====== Estratto del documento

Ho un grande sogno: cambiare il mondo e renderlo un posto migliore, dove le ingiustizie e le differenze di classe non esistono, dove la violenza non viene praticata, dove la pace e l’amore regnano incontrastati.
Questo il grande sogno dei giovani sessantottini e giù di lì…avrete capito che sto parlando dell’ultimo chiacchieratissimo film di Michele Placido. Dai titoli di coda fino al ritorno a casa, ho iniziato a maturarne un’opinione abbastanza deludente.
Chiaro è solo il mio parere, ma per me le cose stanno così: troppa carne al fuoco. E la storia d’amore e le lotte studentesche e i conflitti generazionali, chi più ne ha più ne metta; tutti visti da lontano, tutti sfuocati e sbiaditi. Non c’è un filone, di quelli menzionati, che mi abbia coinvolto davvero. I personaggi sono un luogo comune dietro l’altro, allineati come tessere del domino e fatti cadere a mano a mano che la trama procede. Non mi ha convinto allo stesso modo di Romanzo Criminale, eccezionale spaccato della criminalità romana degli anni 1970.
L’unico che mi ha stupito è quello sul quale riponevo poche aspettative. Parlo di Riccardo Scamarcio, con un personaggio ben caratterizzato e una buona recitazione. Lui interpreta Nicoula, poliziotto puglieise aspirante attore, alias il giovane Placido alle prime armi. E sarei stata curiosa di vedere come sarebbe stato il film guardando più a fondo il grande sogno di Nicoula…voi che dite?

============

> [Quesiti sul materiale]
A. Trascriva il passo della recensione a partire dalle parole "Chiaro è solo", fermandosi dopo le parole "degli anni 1970.".
B. Secondo la recensione, quale personaggio interpreta Riccardo Scamarcio nel film?

====== Materiale del dataset

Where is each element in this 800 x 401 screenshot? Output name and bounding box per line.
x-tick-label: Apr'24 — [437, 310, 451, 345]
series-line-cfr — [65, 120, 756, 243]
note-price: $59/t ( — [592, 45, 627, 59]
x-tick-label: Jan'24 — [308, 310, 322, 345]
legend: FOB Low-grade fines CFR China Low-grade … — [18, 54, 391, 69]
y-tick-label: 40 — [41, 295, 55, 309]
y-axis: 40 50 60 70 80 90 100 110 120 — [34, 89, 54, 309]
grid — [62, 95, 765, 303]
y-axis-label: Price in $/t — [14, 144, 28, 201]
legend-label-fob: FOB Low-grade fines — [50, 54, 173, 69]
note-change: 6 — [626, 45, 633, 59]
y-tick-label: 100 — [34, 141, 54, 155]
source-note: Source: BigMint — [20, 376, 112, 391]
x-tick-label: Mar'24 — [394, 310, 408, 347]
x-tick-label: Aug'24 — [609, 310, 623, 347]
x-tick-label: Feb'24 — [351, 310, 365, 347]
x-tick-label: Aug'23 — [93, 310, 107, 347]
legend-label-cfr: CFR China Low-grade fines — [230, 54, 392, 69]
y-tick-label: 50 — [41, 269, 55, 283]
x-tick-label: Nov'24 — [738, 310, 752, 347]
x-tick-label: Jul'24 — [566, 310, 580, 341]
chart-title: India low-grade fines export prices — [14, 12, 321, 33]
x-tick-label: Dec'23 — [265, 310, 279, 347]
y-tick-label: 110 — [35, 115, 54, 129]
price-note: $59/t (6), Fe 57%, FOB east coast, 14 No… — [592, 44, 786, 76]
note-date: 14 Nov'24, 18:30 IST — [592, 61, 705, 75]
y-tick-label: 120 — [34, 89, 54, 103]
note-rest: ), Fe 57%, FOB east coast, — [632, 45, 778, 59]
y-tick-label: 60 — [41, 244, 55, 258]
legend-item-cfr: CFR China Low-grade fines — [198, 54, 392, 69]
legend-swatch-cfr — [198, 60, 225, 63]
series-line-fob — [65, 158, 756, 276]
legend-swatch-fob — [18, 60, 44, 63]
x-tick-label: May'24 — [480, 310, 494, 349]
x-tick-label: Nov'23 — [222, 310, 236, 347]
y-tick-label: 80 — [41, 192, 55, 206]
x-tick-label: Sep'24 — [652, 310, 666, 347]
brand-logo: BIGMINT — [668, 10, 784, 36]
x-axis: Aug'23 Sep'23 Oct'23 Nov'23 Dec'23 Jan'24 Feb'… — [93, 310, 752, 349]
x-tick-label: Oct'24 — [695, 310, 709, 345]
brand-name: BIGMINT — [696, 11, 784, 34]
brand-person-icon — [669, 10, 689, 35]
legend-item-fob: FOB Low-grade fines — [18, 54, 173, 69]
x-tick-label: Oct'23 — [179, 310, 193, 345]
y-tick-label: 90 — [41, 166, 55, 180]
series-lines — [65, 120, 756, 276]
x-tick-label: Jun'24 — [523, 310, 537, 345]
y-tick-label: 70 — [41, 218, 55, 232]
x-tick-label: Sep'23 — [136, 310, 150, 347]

============

> [Risposte ai quesiti]
A.
Chiaro è solo il mio parere, ma per me le cose stanno così: troppa carne al fuoco. E la storia d’amore e le lotte studentesche e i conflitti generazionali, chi più ne ha più ne metta; tutti visti da lontano, tutti sfuocati e sbiaditi. Non c’è un filone, di quelli menzionati, che mi abbia coinvolto davvero. I personaggi sono un luogo comune dietro l’altro, allineati come tessere del domino e fatti cadere a mano a mano che la trama procede. Non mi ha convinto allo stesso modo di Romanzo Criminale, eccezionale spaccato della criminalità romana degli anni 1970.

B. Interpreta Nicoula, alias il giovane Placido alle prime armi.